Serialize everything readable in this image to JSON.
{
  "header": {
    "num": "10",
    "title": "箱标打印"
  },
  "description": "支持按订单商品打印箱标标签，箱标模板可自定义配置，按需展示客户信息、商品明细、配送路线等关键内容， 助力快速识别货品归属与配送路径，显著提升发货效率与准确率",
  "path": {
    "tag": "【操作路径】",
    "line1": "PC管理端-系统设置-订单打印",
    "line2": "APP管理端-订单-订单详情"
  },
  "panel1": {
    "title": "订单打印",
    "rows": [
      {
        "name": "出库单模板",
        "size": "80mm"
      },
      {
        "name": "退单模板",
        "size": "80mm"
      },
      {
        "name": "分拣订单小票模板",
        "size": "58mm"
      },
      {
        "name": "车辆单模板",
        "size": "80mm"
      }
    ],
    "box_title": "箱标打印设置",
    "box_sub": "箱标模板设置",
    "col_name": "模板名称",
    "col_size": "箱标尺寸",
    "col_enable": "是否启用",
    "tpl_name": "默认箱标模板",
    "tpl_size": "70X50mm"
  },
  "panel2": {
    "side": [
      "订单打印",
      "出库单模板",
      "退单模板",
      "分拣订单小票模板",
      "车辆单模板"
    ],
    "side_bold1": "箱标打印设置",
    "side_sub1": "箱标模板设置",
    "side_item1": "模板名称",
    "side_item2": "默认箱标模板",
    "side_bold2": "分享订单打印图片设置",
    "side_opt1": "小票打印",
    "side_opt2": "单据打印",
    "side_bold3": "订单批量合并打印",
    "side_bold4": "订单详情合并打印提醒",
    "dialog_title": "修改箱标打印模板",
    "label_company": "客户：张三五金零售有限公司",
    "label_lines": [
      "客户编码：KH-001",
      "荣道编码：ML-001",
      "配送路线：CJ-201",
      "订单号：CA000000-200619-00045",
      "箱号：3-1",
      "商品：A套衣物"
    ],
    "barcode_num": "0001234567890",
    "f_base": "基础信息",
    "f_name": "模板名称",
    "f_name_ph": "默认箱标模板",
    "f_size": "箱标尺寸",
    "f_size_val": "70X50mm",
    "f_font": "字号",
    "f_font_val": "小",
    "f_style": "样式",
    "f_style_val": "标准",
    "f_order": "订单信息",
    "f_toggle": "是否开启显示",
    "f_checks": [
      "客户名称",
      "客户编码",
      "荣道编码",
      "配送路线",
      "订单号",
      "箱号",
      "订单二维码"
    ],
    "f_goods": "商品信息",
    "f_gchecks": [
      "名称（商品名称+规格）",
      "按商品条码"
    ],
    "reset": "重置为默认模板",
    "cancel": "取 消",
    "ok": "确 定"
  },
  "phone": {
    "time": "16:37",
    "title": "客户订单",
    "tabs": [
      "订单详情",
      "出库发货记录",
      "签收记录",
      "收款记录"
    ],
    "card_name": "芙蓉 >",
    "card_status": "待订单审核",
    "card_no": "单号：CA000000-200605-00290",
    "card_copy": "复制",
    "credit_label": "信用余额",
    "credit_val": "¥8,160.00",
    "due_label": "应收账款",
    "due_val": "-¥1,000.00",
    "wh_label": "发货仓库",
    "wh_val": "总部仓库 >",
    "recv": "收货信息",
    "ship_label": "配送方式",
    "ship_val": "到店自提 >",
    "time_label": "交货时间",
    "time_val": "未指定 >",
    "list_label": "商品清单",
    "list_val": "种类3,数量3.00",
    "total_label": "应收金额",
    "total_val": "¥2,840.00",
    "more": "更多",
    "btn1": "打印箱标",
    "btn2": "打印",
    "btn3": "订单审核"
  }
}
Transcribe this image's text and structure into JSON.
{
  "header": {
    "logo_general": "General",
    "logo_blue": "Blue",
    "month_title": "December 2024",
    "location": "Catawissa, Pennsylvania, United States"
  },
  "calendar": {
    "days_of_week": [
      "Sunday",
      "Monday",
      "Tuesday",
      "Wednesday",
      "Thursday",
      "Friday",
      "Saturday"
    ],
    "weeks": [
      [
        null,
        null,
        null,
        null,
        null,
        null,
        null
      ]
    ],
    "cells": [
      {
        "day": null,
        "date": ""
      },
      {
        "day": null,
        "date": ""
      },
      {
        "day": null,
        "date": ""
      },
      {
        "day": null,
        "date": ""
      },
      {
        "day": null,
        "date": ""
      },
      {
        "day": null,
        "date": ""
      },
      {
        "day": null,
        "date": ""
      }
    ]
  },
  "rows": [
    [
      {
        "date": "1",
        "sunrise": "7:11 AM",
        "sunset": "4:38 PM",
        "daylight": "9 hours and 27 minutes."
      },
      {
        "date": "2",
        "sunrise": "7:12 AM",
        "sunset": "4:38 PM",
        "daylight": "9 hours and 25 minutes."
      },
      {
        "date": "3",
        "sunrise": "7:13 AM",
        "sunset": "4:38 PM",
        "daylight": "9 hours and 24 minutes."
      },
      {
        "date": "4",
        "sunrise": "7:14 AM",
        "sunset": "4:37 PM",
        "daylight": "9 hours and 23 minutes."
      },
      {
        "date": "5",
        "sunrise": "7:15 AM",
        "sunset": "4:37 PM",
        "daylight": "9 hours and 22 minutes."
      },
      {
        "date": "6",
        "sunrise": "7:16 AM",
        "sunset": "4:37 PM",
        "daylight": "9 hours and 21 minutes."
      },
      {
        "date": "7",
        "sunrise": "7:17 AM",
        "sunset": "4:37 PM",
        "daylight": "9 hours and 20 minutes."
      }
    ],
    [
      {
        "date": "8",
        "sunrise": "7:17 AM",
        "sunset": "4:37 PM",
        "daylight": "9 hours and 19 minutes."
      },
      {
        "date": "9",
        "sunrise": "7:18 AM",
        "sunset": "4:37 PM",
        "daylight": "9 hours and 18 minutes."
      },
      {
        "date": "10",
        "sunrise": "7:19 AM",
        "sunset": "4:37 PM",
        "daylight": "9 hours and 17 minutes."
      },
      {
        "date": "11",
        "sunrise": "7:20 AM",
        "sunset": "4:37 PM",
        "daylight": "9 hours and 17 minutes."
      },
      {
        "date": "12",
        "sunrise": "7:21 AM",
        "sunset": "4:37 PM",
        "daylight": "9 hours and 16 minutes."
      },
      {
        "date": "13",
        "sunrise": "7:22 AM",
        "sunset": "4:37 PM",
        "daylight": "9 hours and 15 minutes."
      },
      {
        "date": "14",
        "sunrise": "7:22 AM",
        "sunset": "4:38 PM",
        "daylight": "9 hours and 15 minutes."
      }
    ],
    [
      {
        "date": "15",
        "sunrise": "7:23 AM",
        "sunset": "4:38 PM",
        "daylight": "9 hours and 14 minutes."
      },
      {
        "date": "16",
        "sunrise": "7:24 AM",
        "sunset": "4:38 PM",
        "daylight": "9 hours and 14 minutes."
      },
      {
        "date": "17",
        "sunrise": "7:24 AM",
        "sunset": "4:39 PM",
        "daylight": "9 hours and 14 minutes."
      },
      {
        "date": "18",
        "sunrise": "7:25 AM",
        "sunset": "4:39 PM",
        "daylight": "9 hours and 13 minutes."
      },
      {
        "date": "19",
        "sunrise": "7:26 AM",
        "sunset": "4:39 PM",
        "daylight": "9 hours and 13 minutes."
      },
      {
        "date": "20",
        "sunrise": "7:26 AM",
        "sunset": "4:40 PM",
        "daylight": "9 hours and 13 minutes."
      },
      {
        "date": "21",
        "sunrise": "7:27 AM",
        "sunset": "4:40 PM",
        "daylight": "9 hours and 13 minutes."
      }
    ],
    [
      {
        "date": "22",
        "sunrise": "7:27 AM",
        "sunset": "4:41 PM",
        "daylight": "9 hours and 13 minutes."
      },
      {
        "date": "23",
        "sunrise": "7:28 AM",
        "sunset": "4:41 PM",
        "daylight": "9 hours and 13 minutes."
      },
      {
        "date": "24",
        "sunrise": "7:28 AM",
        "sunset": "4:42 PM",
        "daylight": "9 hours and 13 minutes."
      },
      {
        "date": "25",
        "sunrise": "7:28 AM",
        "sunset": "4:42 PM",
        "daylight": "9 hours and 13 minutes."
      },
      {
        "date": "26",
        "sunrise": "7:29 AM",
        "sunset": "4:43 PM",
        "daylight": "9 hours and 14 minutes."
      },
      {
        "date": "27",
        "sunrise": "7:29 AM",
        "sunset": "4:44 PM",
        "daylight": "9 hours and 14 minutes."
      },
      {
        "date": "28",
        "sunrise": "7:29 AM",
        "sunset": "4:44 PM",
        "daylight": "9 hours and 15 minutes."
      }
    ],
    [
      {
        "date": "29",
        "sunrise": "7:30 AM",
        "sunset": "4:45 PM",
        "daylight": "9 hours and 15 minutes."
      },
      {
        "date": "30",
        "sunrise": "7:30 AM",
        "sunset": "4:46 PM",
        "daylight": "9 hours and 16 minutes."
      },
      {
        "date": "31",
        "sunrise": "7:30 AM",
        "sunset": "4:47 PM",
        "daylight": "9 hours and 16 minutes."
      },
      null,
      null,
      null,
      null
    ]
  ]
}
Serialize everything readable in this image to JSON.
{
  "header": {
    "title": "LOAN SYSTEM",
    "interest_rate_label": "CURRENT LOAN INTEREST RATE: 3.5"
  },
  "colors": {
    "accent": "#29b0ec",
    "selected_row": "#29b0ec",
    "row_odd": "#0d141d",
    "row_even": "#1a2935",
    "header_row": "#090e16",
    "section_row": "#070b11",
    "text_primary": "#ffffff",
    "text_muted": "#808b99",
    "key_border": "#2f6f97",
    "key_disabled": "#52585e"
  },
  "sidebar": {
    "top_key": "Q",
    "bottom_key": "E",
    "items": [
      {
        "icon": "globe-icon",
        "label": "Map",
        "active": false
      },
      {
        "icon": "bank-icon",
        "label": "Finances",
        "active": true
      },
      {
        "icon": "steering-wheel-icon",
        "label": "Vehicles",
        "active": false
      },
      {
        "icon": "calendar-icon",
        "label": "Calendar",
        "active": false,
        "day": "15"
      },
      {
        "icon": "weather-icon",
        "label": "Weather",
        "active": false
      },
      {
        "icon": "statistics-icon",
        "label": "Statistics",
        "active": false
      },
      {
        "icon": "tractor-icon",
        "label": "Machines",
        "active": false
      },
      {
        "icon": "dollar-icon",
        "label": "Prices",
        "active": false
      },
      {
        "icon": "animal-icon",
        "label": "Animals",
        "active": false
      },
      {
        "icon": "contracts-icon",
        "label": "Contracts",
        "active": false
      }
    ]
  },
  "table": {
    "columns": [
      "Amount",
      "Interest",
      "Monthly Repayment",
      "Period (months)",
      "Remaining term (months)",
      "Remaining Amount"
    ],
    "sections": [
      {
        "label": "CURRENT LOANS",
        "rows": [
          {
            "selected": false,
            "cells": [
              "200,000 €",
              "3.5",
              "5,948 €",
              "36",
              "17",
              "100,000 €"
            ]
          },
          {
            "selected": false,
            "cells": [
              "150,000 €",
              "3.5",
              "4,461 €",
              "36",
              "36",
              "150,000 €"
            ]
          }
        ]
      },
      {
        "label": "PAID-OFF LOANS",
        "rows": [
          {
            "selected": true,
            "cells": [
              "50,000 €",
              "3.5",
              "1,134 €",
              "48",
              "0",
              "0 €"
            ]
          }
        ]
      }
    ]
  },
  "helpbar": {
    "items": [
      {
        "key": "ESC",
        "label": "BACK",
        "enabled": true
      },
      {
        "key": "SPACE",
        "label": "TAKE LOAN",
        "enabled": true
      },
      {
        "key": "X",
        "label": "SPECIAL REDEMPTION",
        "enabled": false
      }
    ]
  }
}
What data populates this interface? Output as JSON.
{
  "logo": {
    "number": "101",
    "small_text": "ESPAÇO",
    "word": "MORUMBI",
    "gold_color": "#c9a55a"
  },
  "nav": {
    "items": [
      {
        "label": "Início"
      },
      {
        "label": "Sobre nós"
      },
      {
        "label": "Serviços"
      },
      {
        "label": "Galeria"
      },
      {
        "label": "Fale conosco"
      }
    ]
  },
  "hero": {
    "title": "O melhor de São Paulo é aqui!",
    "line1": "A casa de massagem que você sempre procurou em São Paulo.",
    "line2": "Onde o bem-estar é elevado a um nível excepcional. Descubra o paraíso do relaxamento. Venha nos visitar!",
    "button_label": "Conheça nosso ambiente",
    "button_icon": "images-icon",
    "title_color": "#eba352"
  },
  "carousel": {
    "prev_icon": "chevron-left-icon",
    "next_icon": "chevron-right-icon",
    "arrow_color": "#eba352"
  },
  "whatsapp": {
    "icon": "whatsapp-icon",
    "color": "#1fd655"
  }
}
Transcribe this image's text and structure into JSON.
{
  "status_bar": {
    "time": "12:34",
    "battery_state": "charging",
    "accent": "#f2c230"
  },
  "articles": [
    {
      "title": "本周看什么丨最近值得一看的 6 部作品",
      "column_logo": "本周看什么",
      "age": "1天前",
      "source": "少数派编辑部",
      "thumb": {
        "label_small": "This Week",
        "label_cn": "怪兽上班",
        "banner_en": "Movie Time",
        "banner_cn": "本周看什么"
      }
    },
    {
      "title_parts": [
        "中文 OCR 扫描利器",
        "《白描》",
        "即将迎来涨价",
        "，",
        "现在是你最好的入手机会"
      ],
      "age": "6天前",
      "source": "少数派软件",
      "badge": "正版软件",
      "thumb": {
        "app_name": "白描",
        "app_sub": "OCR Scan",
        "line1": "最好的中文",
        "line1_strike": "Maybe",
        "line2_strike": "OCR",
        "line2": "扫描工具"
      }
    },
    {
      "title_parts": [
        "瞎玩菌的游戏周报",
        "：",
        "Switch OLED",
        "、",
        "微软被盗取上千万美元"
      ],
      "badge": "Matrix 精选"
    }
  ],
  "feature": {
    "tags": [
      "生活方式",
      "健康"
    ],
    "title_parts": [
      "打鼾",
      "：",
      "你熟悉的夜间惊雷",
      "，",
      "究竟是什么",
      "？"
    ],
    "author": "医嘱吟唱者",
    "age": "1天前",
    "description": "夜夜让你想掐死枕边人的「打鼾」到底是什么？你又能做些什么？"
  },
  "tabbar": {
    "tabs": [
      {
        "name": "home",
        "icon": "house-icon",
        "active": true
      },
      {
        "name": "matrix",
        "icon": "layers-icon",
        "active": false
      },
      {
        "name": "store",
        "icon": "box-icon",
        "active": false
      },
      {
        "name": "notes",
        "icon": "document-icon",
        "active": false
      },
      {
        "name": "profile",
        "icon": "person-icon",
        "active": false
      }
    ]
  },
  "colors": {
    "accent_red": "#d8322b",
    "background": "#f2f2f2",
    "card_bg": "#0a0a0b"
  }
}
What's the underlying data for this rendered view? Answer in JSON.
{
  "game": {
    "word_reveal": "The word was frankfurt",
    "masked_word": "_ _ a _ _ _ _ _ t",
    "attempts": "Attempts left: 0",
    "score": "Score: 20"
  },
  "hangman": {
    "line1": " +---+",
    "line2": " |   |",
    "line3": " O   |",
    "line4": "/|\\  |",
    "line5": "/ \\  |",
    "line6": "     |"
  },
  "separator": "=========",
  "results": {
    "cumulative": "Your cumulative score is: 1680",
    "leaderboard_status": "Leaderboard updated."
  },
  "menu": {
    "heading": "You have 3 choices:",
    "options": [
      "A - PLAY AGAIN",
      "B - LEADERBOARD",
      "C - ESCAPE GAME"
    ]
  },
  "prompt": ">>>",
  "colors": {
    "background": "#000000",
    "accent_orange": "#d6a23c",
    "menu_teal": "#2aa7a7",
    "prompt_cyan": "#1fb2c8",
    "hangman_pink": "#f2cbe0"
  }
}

DIRECTIVE. Using the records given above, list every line that includes the word "Remaining".

ANSWER IN FULL.
      "Remaining term (months)",
      "Remaining Amount"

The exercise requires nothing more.